§ TASK: Show all lines from the listing below that contain "Light".
[Start RECORDS PROVIDED]
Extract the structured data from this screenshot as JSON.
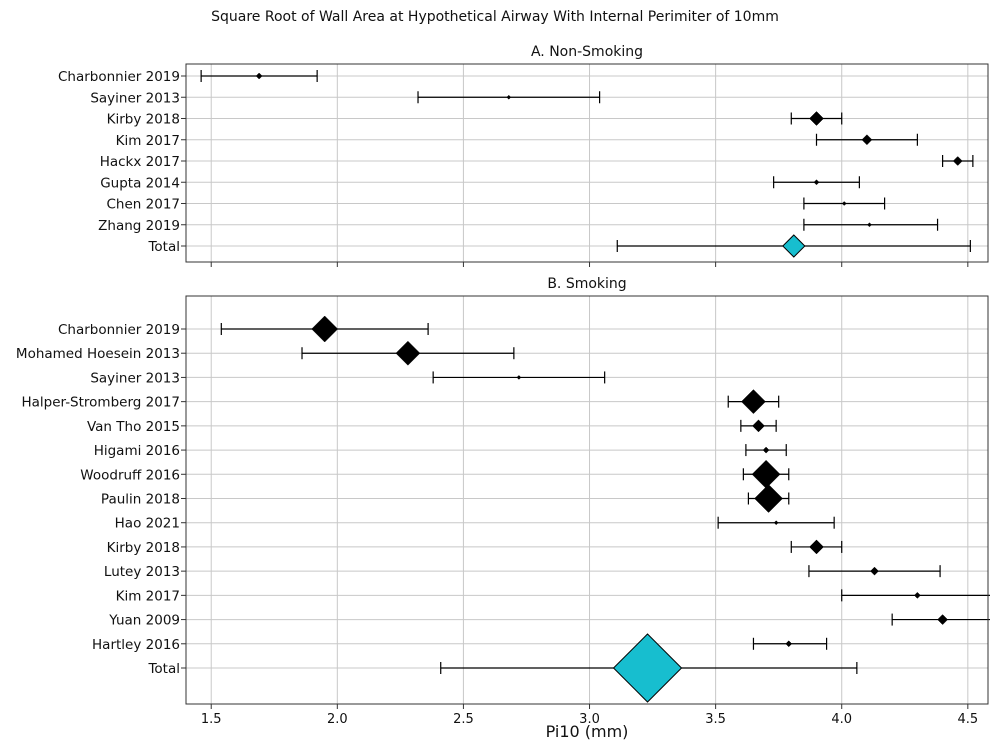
{
  "suptitle": "Square Root of Wall Area at Hypothetical Airway With Internal Perimiter of 10mm",
  "chart_data": [
    {
      "type": "forest",
      "title": "A. Non-Smoking",
      "xlabel": "",
      "xlim": [
        1.4,
        4.58
      ],
      "grid": true,
      "x_ticklabels_visible": false,
      "rows": [
        {
          "label": "Charbonnier 2019",
          "est": 1.69,
          "lo": 1.46,
          "hi": 1.92,
          "size": 3
        },
        {
          "label": "Sayiner 2013",
          "est": 2.68,
          "lo": 2.32,
          "hi": 3.04,
          "size": 2
        },
        {
          "label": "Kirby 2018",
          "est": 3.9,
          "lo": 3.8,
          "hi": 4.0,
          "size": 7
        },
        {
          "label": "Kim 2017",
          "est": 4.1,
          "lo": 3.9,
          "hi": 4.3,
          "size": 5
        },
        {
          "label": "Hackx 2017",
          "est": 4.46,
          "lo": 4.4,
          "hi": 4.52,
          "size": 4.5
        },
        {
          "label": "Gupta 2014",
          "est": 3.9,
          "lo": 3.73,
          "hi": 4.07,
          "size": 2.5
        },
        {
          "label": "Chen 2017",
          "est": 4.01,
          "lo": 3.85,
          "hi": 4.17,
          "size": 2
        },
        {
          "label": "Zhang 2019",
          "est": 4.11,
          "lo": 3.85,
          "hi": 4.38,
          "size": 2
        },
        {
          "label": "Total",
          "est": 3.81,
          "lo": 3.11,
          "hi": 4.51,
          "size": 11,
          "total": true
        }
      ]
    },
    {
      "type": "forest",
      "title": "B. Smoking",
      "xlabel": "Pi10 (mm)",
      "xlim": [
        1.4,
        4.58
      ],
      "grid": true,
      "x_ticks": [
        "1.5",
        "2.0",
        "2.5",
        "3.0",
        "3.5",
        "4.0",
        "4.5"
      ],
      "rows": [
        {
          "label": "Charbonnier 2019",
          "est": 1.95,
          "lo": 1.54,
          "hi": 2.36,
          "size": 13
        },
        {
          "label": "Mohamed Hoesein 2013",
          "est": 2.28,
          "lo": 1.86,
          "hi": 2.7,
          "size": 12
        },
        {
          "label": "Sayiner 2013",
          "est": 2.72,
          "lo": 2.38,
          "hi": 3.06,
          "size": 2
        },
        {
          "label": "Halper-Stromberg 2017",
          "est": 3.65,
          "lo": 3.55,
          "hi": 3.75,
          "size": 12
        },
        {
          "label": "Van Tho 2015",
          "est": 3.67,
          "lo": 3.6,
          "hi": 3.74,
          "size": 6
        },
        {
          "label": "Higami 2016",
          "est": 3.7,
          "lo": 3.62,
          "hi": 3.78,
          "size": 3
        },
        {
          "label": "Woodruff 2016",
          "est": 3.7,
          "lo": 3.61,
          "hi": 3.79,
          "size": 14
        },
        {
          "label": "Paulin 2018",
          "est": 3.71,
          "lo": 3.63,
          "hi": 3.79,
          "size": 14
        },
        {
          "label": "Hao 2021",
          "est": 3.74,
          "lo": 3.51,
          "hi": 3.97,
          "size": 2
        },
        {
          "label": "Kirby 2018",
          "est": 3.9,
          "lo": 3.8,
          "hi": 4.0,
          "size": 7
        },
        {
          "label": "Lutey 2013",
          "est": 4.13,
          "lo": 3.87,
          "hi": 4.39,
          "size": 4
        },
        {
          "label": "Kim 2017",
          "est": 4.3,
          "lo": 4.0,
          "hi": 4.6,
          "size": 3
        },
        {
          "label": "Yuan 2009",
          "est": 4.4,
          "lo": 4.2,
          "hi": 4.6,
          "size": 5
        },
        {
          "label": "Hartley 2016",
          "est": 3.79,
          "lo": 3.65,
          "hi": 3.94,
          "size": 3
        },
        {
          "label": "Total",
          "est": 3.23,
          "lo": 2.41,
          "hi": 4.06,
          "size": 34,
          "total": true
        }
      ]
    }
  ],
  "colors": {
    "marker": "#000000",
    "total_marker": "#17becf",
    "grid": "#c8c8c8",
    "axes": "#333333",
    "errorbar": "#000000"
  }
}
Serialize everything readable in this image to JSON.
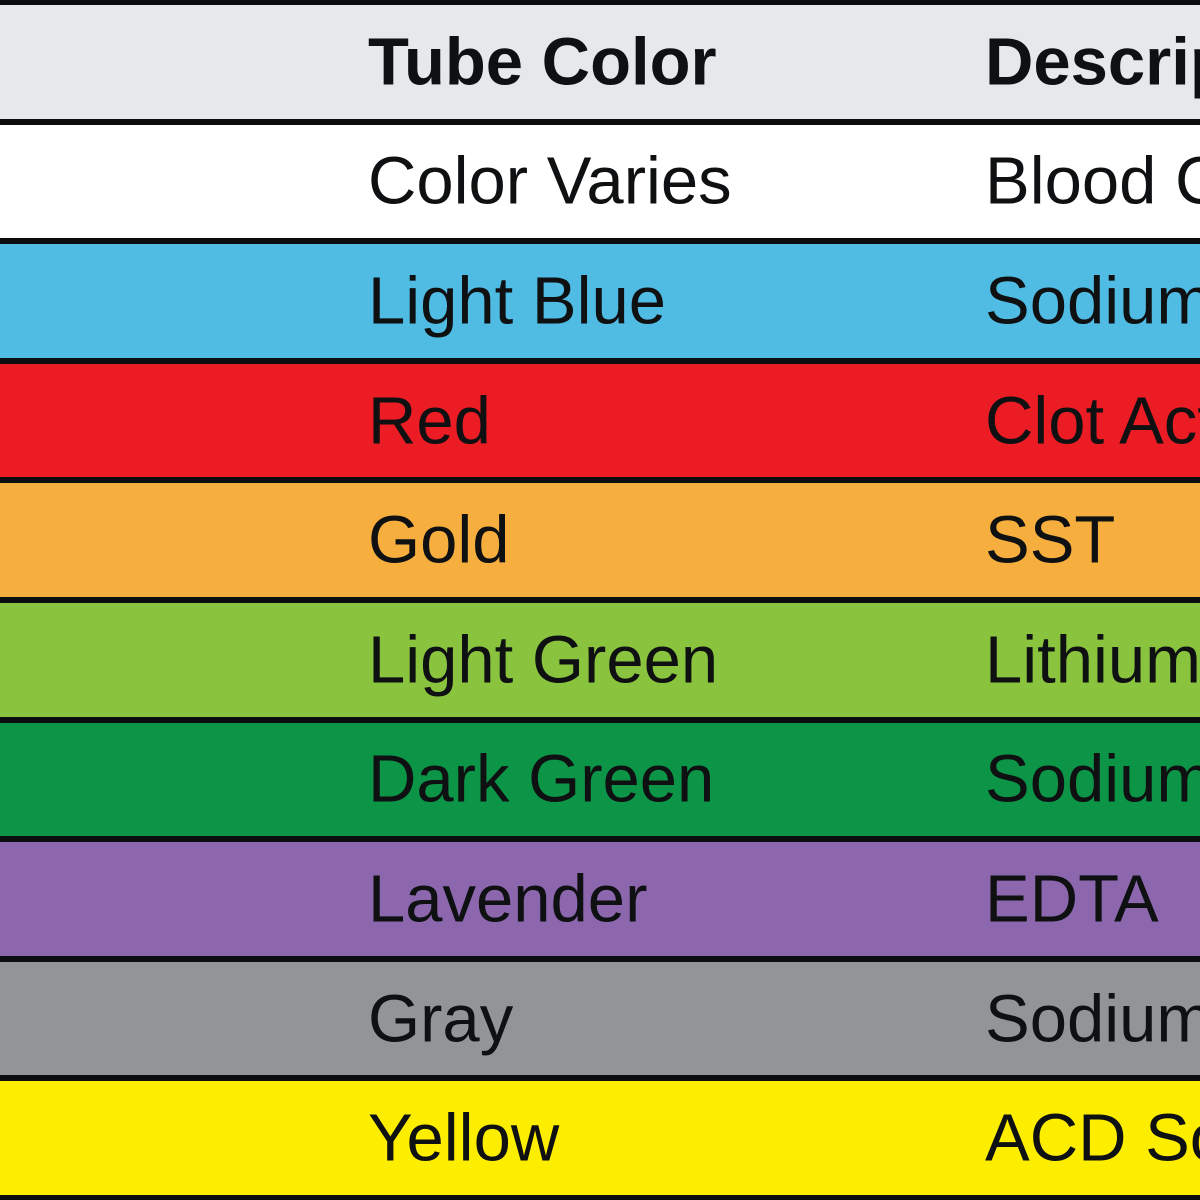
{
  "table": {
    "header_bg": "#e7e8ea",
    "border_color": "#0c0d0f",
    "text_color": "#0e1012",
    "columns": [
      {
        "label": "Tube Color"
      },
      {
        "label": "Descrip"
      }
    ],
    "rows": [
      {
        "tube_color": "Color Varies",
        "description": "Blood C",
        "bg": "#ffffff"
      },
      {
        "tube_color": "Light Blue",
        "description": "Sodium",
        "bg": "#50bce4"
      },
      {
        "tube_color": "Red",
        "description": "Clot Act",
        "bg": "#ec1c24"
      },
      {
        "tube_color": "Gold",
        "description": "SST",
        "bg": "#f6af3e"
      },
      {
        "tube_color": "Light Green",
        "description": "Lithium",
        "bg": "#8ac43f"
      },
      {
        "tube_color": "Dark Green",
        "description": "Sodium",
        "bg": "#0c9447"
      },
      {
        "tube_color": "Lavender",
        "description": "EDTA",
        "bg": "#8c67ae"
      },
      {
        "tube_color": "Gray",
        "description": "Sodium",
        "bg": "#929497"
      },
      {
        "tube_color": "Yellow",
        "description": "ACD So",
        "bg": "#fdee00"
      }
    ]
  }
}
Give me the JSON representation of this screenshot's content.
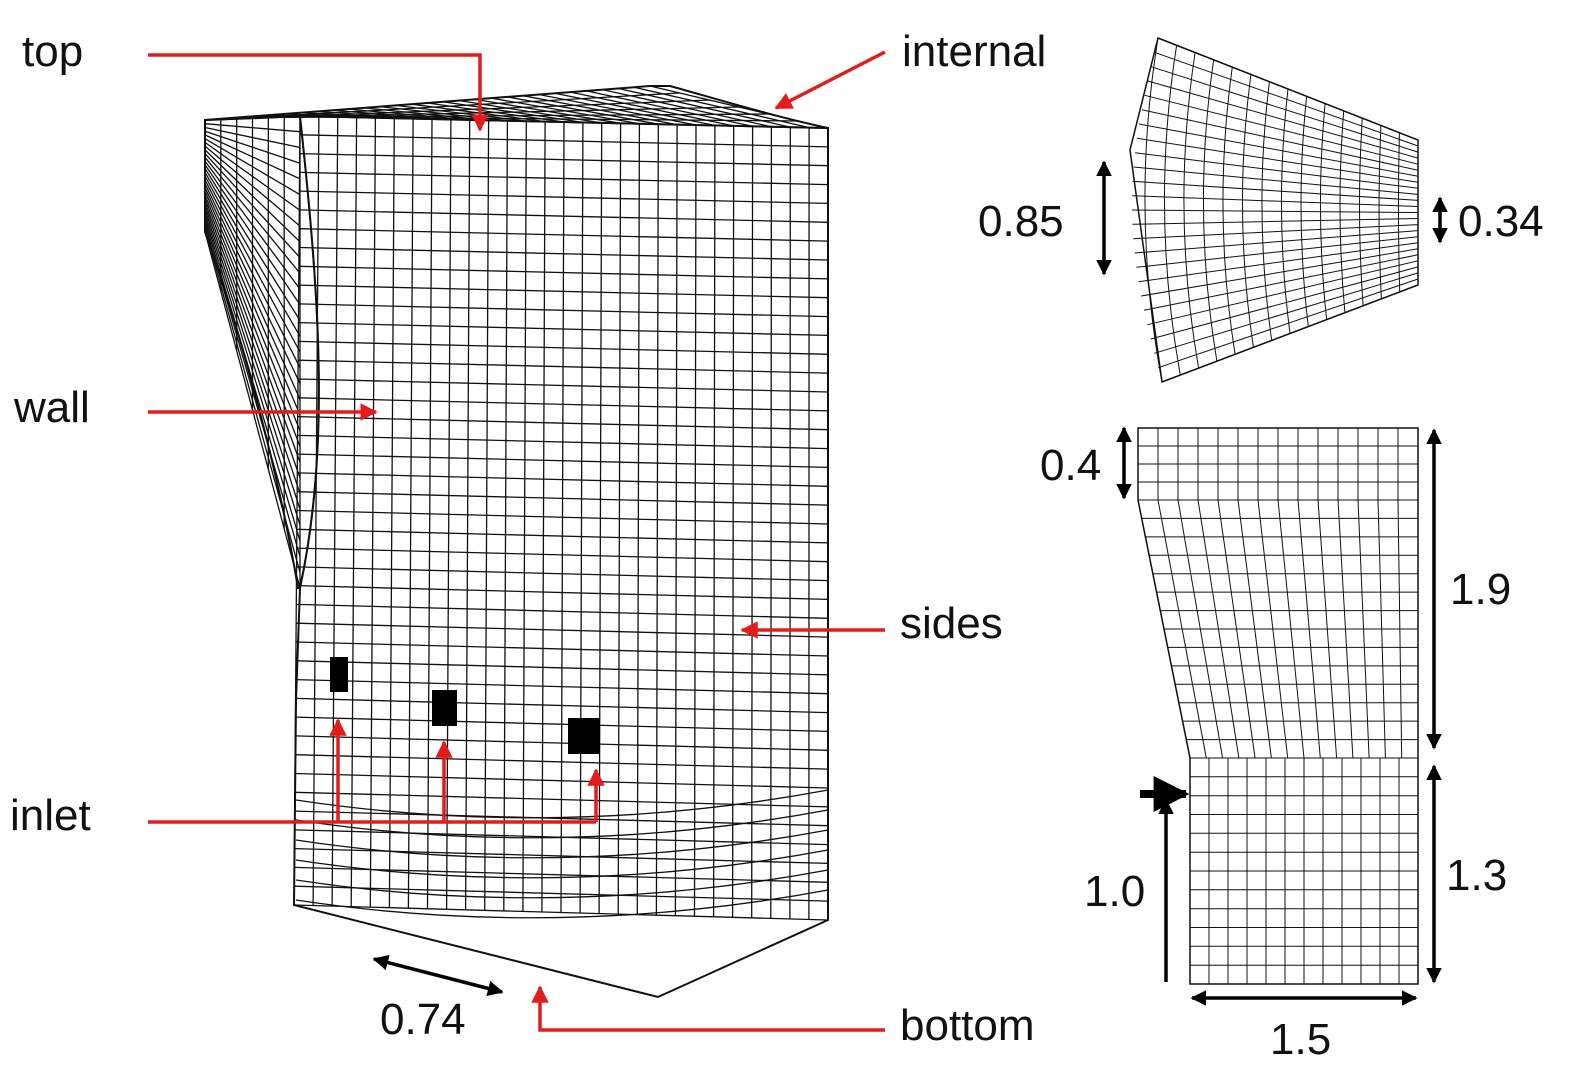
{
  "colors": {
    "annotation": "#e41b1b",
    "mesh": "#111111",
    "dimension": "#000000",
    "background": "#ffffff"
  },
  "labels": {
    "top": "top",
    "internal": "internal",
    "wall": "wall",
    "sides": "sides",
    "inlet": "inlet",
    "bottom": "bottom"
  },
  "dimensions": {
    "bottom_arc": "0.74",
    "plan_outer": "0.85",
    "plan_inner": "0.34",
    "upper_step": "0.4",
    "upper_height": "1.9",
    "lower_height": "1.3",
    "inlet_height": "1.0",
    "width": "1.5"
  }
}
[End RECORDS PROVIDED]
§ ANSWER FOR THE TASK:
        "tube_color": "Light Blue",
        "tube_color": "Light Green",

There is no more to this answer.